PROBLEM DETAILS. Write out the material again exactly, please, and omit the pictures.

PROVIDED INFORMATION.
(begin)

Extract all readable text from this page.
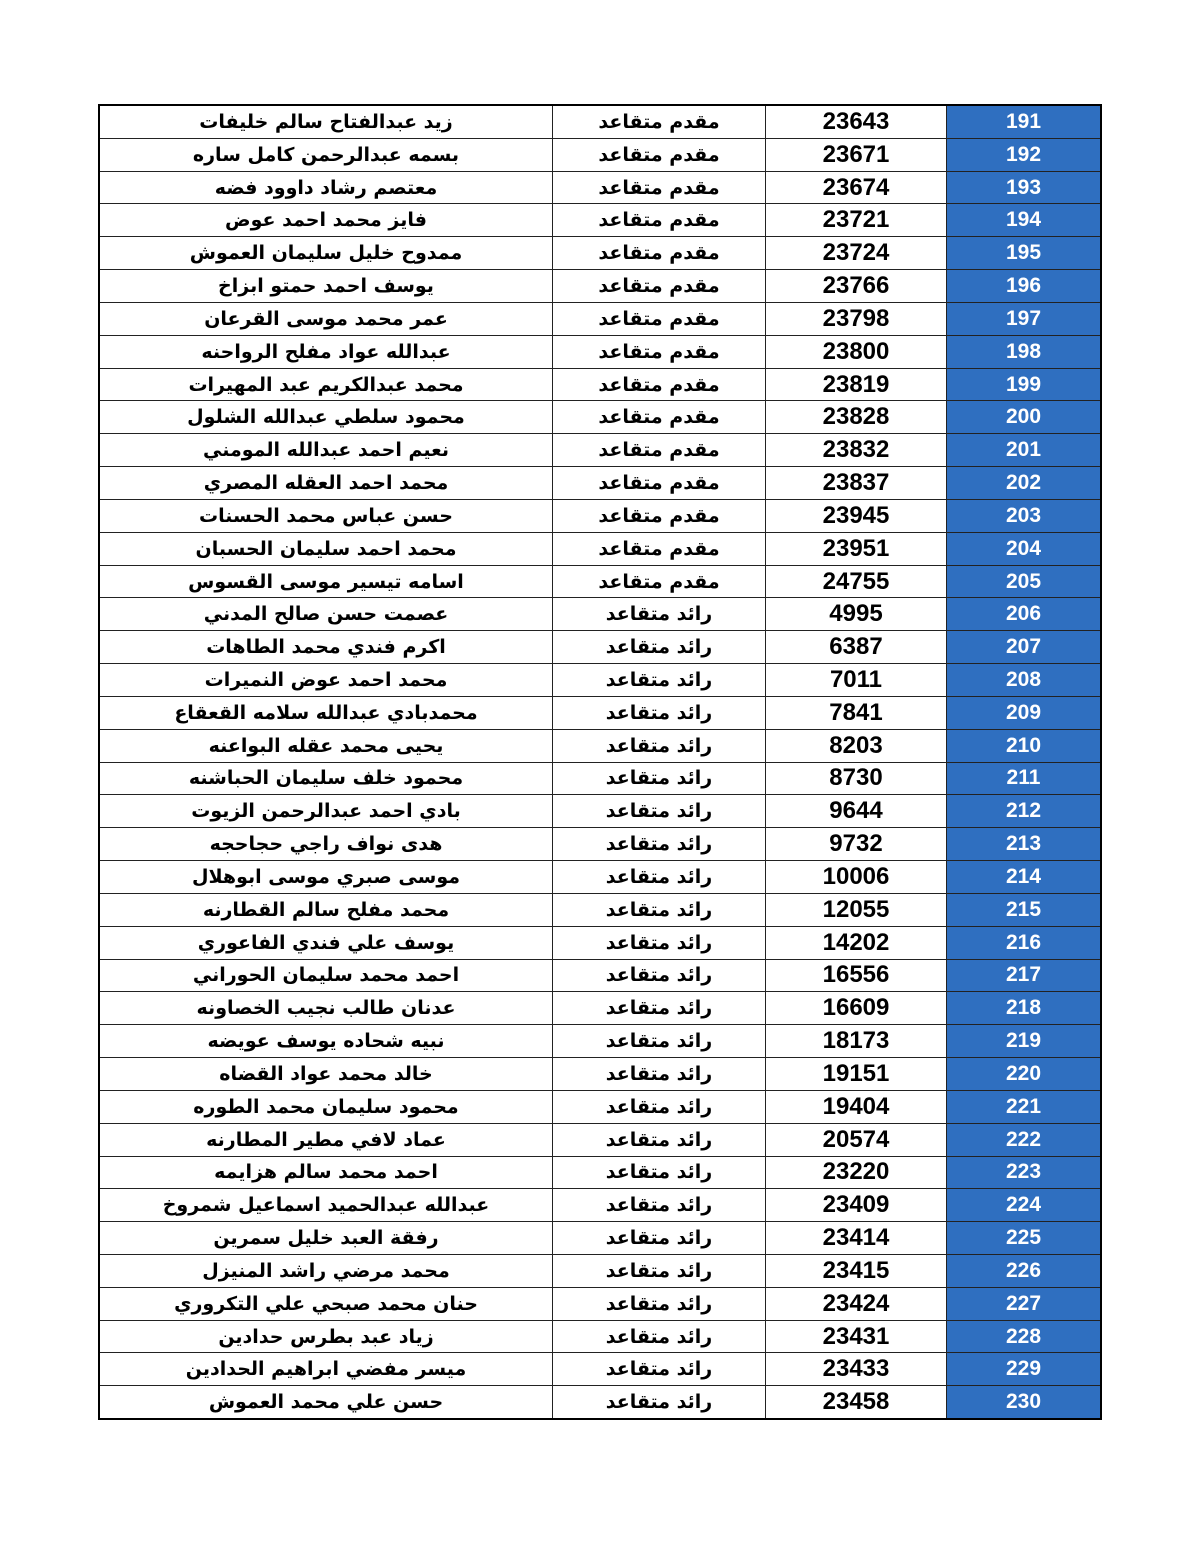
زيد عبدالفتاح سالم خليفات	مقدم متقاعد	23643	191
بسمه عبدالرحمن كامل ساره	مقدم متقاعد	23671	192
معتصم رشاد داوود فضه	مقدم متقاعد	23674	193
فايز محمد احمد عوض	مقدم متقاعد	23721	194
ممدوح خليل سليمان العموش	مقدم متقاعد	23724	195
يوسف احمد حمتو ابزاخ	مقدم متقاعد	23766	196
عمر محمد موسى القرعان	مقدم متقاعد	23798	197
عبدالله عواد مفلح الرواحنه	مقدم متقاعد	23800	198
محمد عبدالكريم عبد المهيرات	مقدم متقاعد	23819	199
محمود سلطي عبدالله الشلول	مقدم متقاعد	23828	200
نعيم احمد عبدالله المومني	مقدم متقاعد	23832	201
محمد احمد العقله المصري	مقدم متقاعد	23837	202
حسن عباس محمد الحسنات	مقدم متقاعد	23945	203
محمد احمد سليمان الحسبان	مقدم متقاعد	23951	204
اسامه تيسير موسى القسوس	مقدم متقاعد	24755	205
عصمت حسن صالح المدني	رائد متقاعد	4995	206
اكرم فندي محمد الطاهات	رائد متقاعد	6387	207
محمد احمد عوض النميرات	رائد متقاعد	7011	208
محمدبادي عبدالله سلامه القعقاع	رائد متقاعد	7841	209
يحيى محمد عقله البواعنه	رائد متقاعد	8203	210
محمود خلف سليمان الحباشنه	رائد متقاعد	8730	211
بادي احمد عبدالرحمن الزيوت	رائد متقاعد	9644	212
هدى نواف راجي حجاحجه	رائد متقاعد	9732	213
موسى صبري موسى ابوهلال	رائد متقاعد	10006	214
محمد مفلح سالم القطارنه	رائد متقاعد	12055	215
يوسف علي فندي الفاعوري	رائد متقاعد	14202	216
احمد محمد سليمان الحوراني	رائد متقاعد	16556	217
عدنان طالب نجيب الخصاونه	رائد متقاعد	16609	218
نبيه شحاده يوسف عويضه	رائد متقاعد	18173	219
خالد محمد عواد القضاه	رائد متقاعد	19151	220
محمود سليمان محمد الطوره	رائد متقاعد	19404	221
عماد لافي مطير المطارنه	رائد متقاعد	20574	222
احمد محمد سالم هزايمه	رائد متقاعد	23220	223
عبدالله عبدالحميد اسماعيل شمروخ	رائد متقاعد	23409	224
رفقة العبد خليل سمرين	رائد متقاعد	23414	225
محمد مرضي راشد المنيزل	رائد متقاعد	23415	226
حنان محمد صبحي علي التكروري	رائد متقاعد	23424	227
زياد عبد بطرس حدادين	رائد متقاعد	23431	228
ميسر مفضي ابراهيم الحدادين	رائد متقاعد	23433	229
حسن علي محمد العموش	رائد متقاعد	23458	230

(end)

OUTPUT FOR THIS TASK.
Extract all readable text from this page.
زيد عبدالفتاح سالم خليفات	مقدم متقاعد	23643	191
بسمه عبدالرحمن كامل ساره	مقدم متقاعد	23671	192
معتصم رشاد داوود فضه	مقدم متقاعد	23674	193
فايز محمد احمد عوض	مقدم متقاعد	23721	194
ممدوح خليل سليمان العموش	مقدم متقاعد	23724	195
يوسف احمد حمتو ابزاخ	مقدم متقاعد	23766	196
عمر محمد موسى القرعان	مقدم متقاعد	23798	197
عبدالله عواد مفلح الرواحنه	مقدم متقاعد	23800	198
محمد عبدالكريم عبد المهيرات	مقدم متقاعد	23819	199
محمود سلطي عبدالله الشلول	مقدم متقاعد	23828	200
نعيم احمد عبدالله المومني	مقدم متقاعد	23832	201
محمد احمد العقله المصري	مقدم متقاعد	23837	202
حسن عباس محمد الحسنات	مقدم متقاعد	23945	203
محمد احمد سليمان الحسبان	مقدم متقاعد	23951	204
اسامه تيسير موسى القسوس	مقدم متقاعد	24755	205
عصمت حسن صالح المدني	رائد متقاعد	4995	206
اكرم فندي محمد الطاهات	رائد متقاعد	6387	207
محمد احمد عوض النميرات	رائد متقاعد	7011	208
محمدبادي عبدالله سلامه القعقاع	رائد متقاعد	7841	209
يحيى محمد عقله البواعنه	رائد متقاعد	8203	210
محمود خلف سليمان الحباشنه	رائد متقاعد	8730	211
بادي احمد عبدالرحمن الزيوت	رائد متقاعد	9644	212
هدى نواف راجي حجاحجه	رائد متقاعد	9732	213
موسى صبري موسى ابوهلال	رائد متقاعد	10006	214
محمد مفلح سالم القطارنه	رائد متقاعد	12055	215
يوسف علي فندي الفاعوري	رائد متقاعد	14202	216
احمد محمد سليمان الحوراني	رائد متقاعد	16556	217
عدنان طالب نجيب الخصاونه	رائد متقاعد	16609	218
نبيه شحاده يوسف عويضه	رائد متقاعد	18173	219
خالد محمد عواد القضاه	رائد متقاعد	19151	220
محمود سليمان محمد الطوره	رائد متقاعد	19404	221
عماد لافي مطير المطارنه	رائد متقاعد	20574	222
احمد محمد سالم هزايمه	رائد متقاعد	23220	223
عبدالله عبدالحميد اسماعيل شمروخ	رائد متقاعد	23409	224
رفقة العبد خليل سمرين	رائد متقاعد	23414	225
محمد مرضي راشد المنيزل	رائد متقاعد	23415	226
حنان محمد صبحي علي التكروري	رائد متقاعد	23424	227
زياد عبد بطرس حدادين	رائد متقاعد	23431	228
ميسر مفضي ابراهيم الحدادين	رائد متقاعد	23433	229
حسن علي محمد العموش	رائد متقاعد	23458	230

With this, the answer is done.